→ **TASK TO CARRY OUT**: Return all of the data exactly, with nothing left out but the pictures.
▼
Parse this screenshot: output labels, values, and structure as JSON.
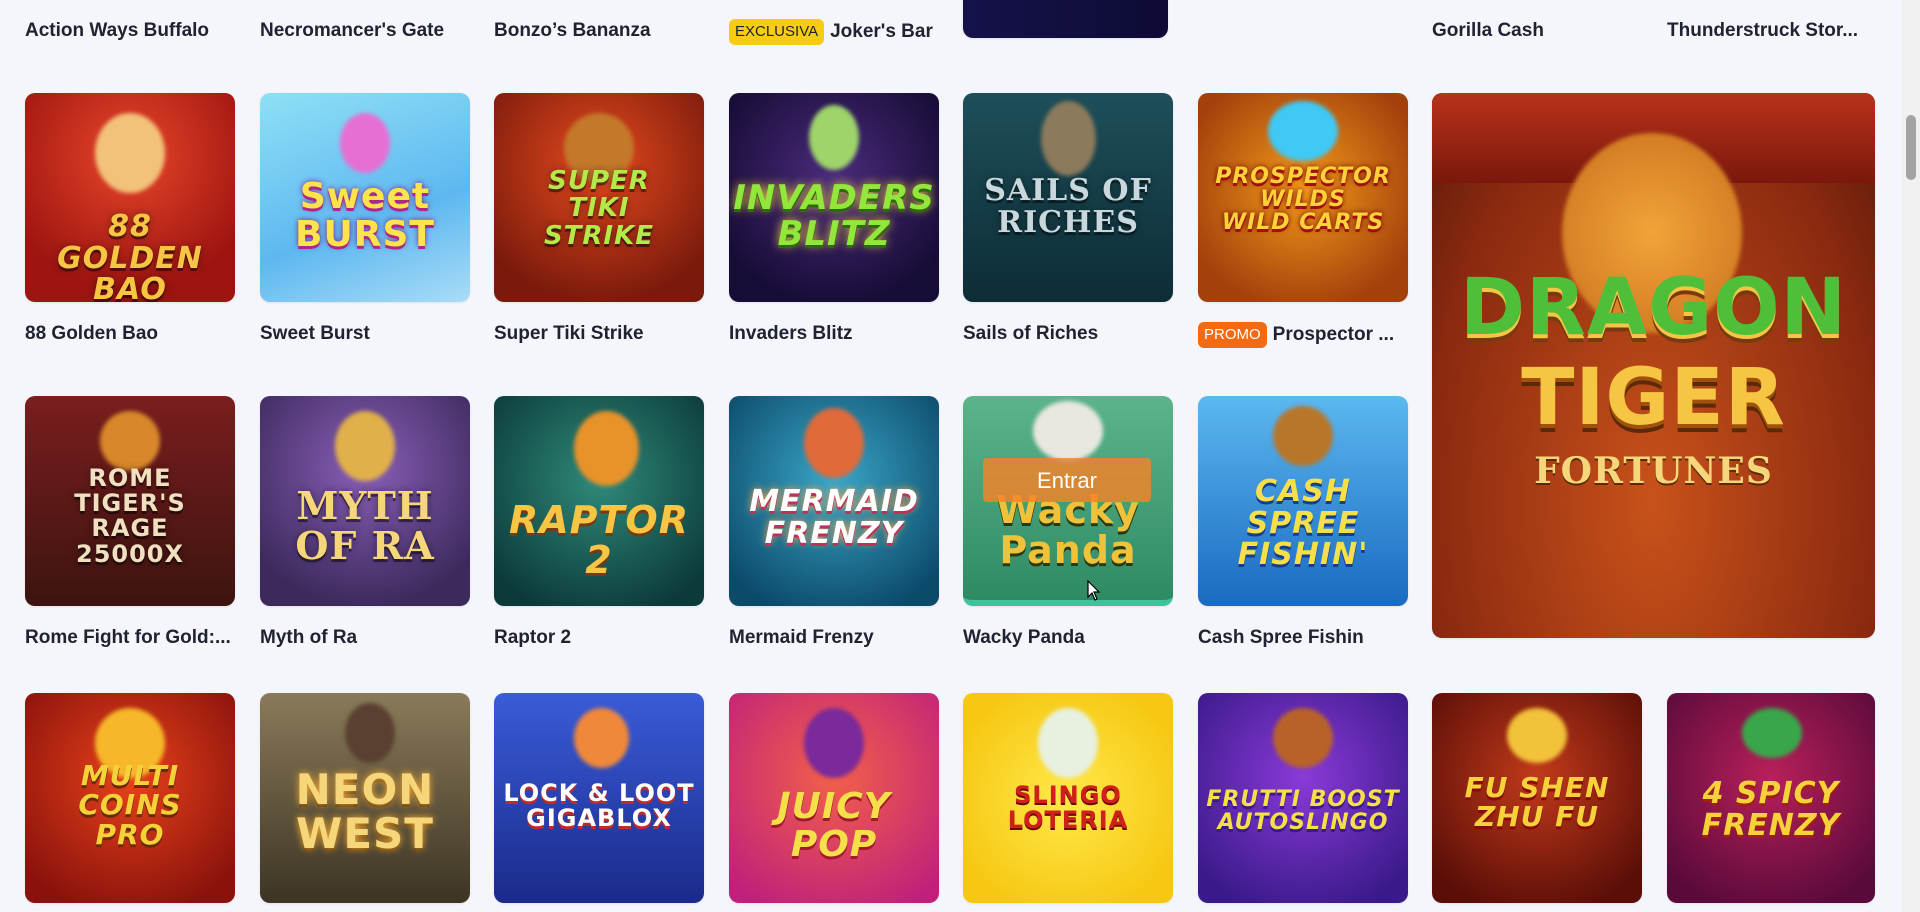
{
  "top_row": [
    {
      "title": "Action Ways Buffalo"
    },
    {
      "title": "Necromancer's Gate"
    },
    {
      "title": "Bonzo’s Bananza"
    },
    {
      "title": "Joker's Bar",
      "badge": "EXCLUSIVA"
    },
    {
      "title": "Gorilla Cash"
    },
    {
      "title": "Thunderstruck Stor..."
    }
  ],
  "row2": [
    {
      "title": "88 Golden Bao",
      "art": "88\nGOLDEN BAO"
    },
    {
      "title": "Sweet Burst",
      "art": "Sweet\nBURST"
    },
    {
      "title": "Super Tiki Strike",
      "art": "SUPER\nTIKI\nSTRIKE"
    },
    {
      "title": "Invaders Blitz",
      "art": "INVADERS\nBLITZ"
    },
    {
      "title": "Sails of Riches",
      "art": "SAILS of\nRICHES"
    },
    {
      "title": "Prospector ...",
      "badge": "PROMO",
      "art": "PROSPECTOR\nWILDS\nWILD CARTS"
    }
  ],
  "row3": [
    {
      "title": "Rome Fight for Gold:...",
      "art": "ROME\nTIGER'S\nRAGE\n25000X"
    },
    {
      "title": "Myth of Ra",
      "art": "MYTH\nOF RA"
    },
    {
      "title": "Raptor 2",
      "art": "RAPTOR 2"
    },
    {
      "title": "Mermaid Frenzy",
      "art": "MERMAID\nFRENZY"
    },
    {
      "title": "Wacky Panda",
      "art": "Wacky\nPanda",
      "hover_button": "Entrar"
    },
    {
      "title": "Cash Spree Fishin",
      "art": "CASH SPREE\nFISHIN'"
    }
  ],
  "featured": {
    "art_line1": "DRAGON",
    "art_line2": "TIGER",
    "art_line3": "FORTUNES"
  },
  "row4": [
    {
      "art": "MULTI\nCOINS\nPRO"
    },
    {
      "art": "NEON\nWEST"
    },
    {
      "art": "LOCK & LOOT\nGIGABLOX"
    },
    {
      "art": "JUICY\nPOP"
    },
    {
      "art": "SLINGO\nLOTERIA"
    },
    {
      "art": "FRUTTI BOOST\nAUTOSLINGO"
    },
    {
      "art": "FU SHEN\nZHU FU"
    },
    {
      "art": "4 SPICY\nFRENZY"
    }
  ],
  "colors": {
    "background": "#f4f6fb",
    "exclusive_badge": "#f6cc14",
    "promo_badge": "#f26a13",
    "entrar_overlay": "#f58228"
  },
  "icons": {
    "cursor": "mouse-pointer-icon"
  }
}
▲
→ **THE REPLY**:
Parse this screenshot: output labels, values, and structure as JSON.
{
  "top_row": [
    {
      "title": "Action Ways Buffalo"
    },
    {
      "title": "Necromancer's Gate"
    },
    {
      "title": "Bonzo’s Bananza"
    },
    {
      "title": "Joker's Bar",
      "badge": "EXCLUSIVA"
    },
    {
      "title": "Gorilla Cash"
    },
    {
      "title": "Thunderstruck Stor..."
    }
  ],
  "row2": [
    {
      "title": "88 Golden Bao",
      "art": "88\nGOLDEN BAO"
    },
    {
      "title": "Sweet Burst",
      "art": "Sweet\nBURST"
    },
    {
      "title": "Super Tiki Strike",
      "art": "SUPER\nTIKI\nSTRIKE"
    },
    {
      "title": "Invaders Blitz",
      "art": "INVADERS\nBLITZ"
    },
    {
      "title": "Sails of Riches",
      "art": "SAILS of\nRICHES"
    },
    {
      "title": "Prospector ...",
      "badge": "PROMO",
      "art": "PROSPECTOR\nWILDS\nWILD CARTS"
    }
  ],
  "row3": [
    {
      "title": "Rome Fight for Gold:...",
      "art": "ROME\nTIGER'S\nRAGE\n25000X"
    },
    {
      "title": "Myth of Ra",
      "art": "MYTH\nOF RA"
    },
    {
      "title": "Raptor 2",
      "art": "RAPTOR 2"
    },
    {
      "title": "Mermaid Frenzy",
      "art": "MERMAID\nFRENZY"
    },
    {
      "title": "Wacky Panda",
      "art": "Wacky\nPanda",
      "hover_button": "Entrar"
    },
    {
      "title": "Cash Spree Fishin",
      "art": "CASH SPREE\nFISHIN'"
    }
  ],
  "featured": {
    "art_line1": "DRAGON",
    "art_line2": "TIGER",
    "art_line3": "FORTUNES"
  },
  "row4": [
    {
      "art": "MULTI\nCOINS\nPRO"
    },
    {
      "art": "NEON\nWEST"
    },
    {
      "art": "LOCK & LOOT\nGIGABLOX"
    },
    {
      "art": "JUICY\nPOP"
    },
    {
      "art": "SLINGO\nLOTERIA"
    },
    {
      "art": "FRUTTI BOOST\nAUTOSLINGO"
    },
    {
      "art": "FU SHEN\nZHU FU"
    },
    {
      "art": "4 SPICY\nFRENZY"
    }
  ],
  "colors": {
    "background": "#f4f6fb",
    "exclusive_badge": "#f6cc14",
    "promo_badge": "#f26a13",
    "entrar_overlay": "#f58228"
  },
  "icons": {
    "cursor": "mouse-pointer-icon"
  }
}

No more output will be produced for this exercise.